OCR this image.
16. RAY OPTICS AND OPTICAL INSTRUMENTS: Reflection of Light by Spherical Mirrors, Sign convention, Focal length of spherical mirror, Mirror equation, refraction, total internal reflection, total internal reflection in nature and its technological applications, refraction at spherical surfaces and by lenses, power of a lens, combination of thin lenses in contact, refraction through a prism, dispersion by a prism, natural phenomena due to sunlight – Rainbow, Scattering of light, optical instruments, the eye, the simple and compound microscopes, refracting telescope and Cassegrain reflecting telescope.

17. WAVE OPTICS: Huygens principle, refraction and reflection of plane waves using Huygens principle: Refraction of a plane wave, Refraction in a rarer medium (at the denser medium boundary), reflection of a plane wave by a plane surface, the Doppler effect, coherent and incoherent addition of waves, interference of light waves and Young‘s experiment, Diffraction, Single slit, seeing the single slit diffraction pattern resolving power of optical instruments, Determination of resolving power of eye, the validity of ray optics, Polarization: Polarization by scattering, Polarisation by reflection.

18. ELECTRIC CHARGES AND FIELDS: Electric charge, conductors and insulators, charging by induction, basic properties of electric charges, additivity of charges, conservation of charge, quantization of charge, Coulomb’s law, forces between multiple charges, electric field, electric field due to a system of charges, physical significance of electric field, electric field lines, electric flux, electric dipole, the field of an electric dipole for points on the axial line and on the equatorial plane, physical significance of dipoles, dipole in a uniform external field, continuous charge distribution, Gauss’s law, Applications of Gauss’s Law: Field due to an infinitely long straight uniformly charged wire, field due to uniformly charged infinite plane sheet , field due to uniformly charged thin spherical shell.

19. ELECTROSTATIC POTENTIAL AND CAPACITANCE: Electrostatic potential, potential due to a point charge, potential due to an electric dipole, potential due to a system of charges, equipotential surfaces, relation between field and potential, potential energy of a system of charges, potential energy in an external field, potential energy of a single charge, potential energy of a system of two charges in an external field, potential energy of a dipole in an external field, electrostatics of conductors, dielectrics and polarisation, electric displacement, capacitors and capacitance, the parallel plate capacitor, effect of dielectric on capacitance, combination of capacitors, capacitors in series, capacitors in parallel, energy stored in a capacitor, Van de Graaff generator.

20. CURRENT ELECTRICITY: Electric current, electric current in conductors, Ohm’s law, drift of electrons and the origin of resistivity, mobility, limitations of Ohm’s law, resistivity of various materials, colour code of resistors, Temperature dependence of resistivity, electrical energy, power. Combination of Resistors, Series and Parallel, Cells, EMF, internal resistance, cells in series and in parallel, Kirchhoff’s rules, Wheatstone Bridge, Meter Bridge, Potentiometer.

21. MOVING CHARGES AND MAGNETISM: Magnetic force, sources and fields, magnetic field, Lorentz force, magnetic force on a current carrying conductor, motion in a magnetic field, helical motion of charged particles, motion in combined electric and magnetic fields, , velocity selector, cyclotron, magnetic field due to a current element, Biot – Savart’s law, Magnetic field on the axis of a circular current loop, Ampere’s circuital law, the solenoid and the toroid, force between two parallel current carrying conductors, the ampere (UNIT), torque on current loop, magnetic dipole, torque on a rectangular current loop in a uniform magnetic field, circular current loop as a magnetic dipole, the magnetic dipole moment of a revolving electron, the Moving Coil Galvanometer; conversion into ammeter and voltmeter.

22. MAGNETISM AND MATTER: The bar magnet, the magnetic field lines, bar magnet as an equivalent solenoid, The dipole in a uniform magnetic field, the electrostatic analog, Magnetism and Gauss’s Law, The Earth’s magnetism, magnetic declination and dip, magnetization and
========
__PROBLEM TO SOLVE__. Please tally the lines above that include the word "magnetic" and answer with the number by itself.

__RESPONSE AREA__. 2